WHAT YOU HAVE TO DO -
Leave out the pictures and transcribe everything else exactly.

STORED RECORDS -
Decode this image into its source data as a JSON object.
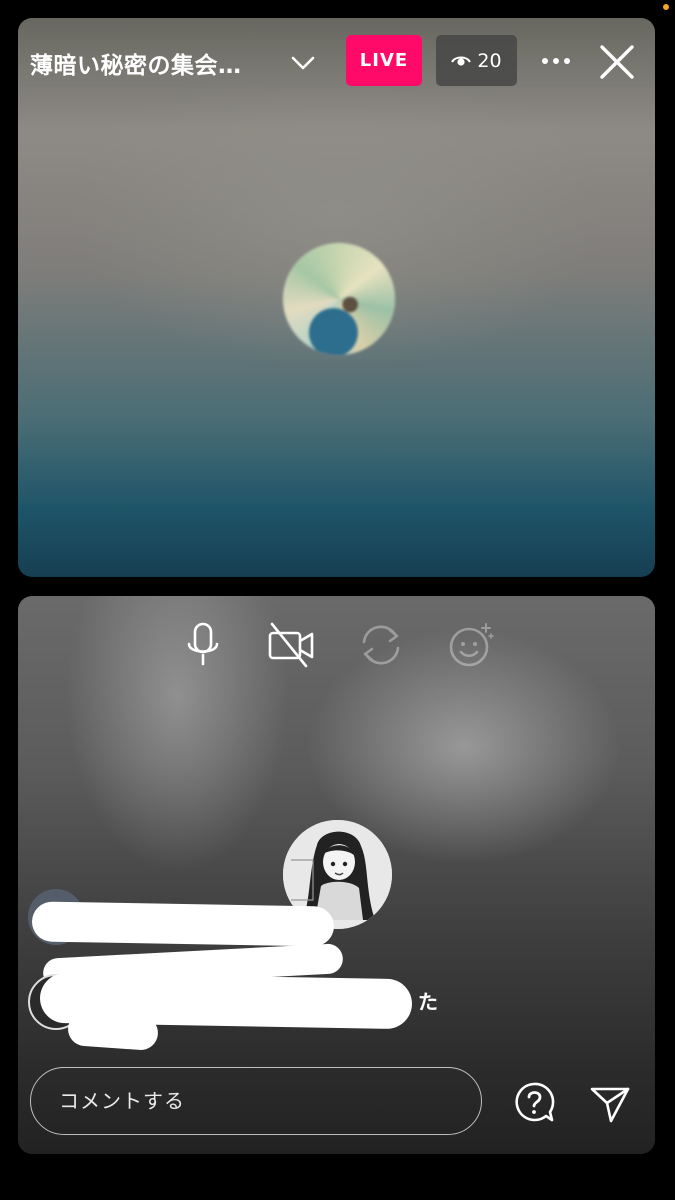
{
  "stream": {
    "title": "薄暗い秘密の集会…",
    "live_label": "LIVE",
    "viewer_count": "20"
  },
  "comments": {
    "visible_suffix": "た"
  },
  "input": {
    "placeholder": "コメントする"
  },
  "icons": {
    "dropdown": "chevron-down-icon",
    "viewers": "eye-icon",
    "more": "more-horizontal-icon",
    "close": "close-icon",
    "mic": "microphone-icon",
    "camera_off": "video-off-icon",
    "flip": "camera-flip-icon",
    "effects": "face-effects-icon",
    "question": "question-icon",
    "send": "send-icon"
  },
  "colors": {
    "live_badge": "#ff0a69",
    "viewer_badge": "#464646"
  }
}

REPLY -
Decode this image into its source data as a JSON object.
{
  "stream": {
    "title": "薄暗い秘密の集会…",
    "live_label": "LIVE",
    "viewer_count": "20"
  },
  "comments": {
    "visible_suffix": "た"
  },
  "input": {
    "placeholder": "コメントする"
  },
  "icons": {
    "dropdown": "chevron-down-icon",
    "viewers": "eye-icon",
    "more": "more-horizontal-icon",
    "close": "close-icon",
    "mic": "microphone-icon",
    "camera_off": "video-off-icon",
    "flip": "camera-flip-icon",
    "effects": "face-effects-icon",
    "question": "question-icon",
    "send": "send-icon"
  },
  "colors": {
    "live_badge": "#ff0a69",
    "viewer_badge": "#464646"
  }
}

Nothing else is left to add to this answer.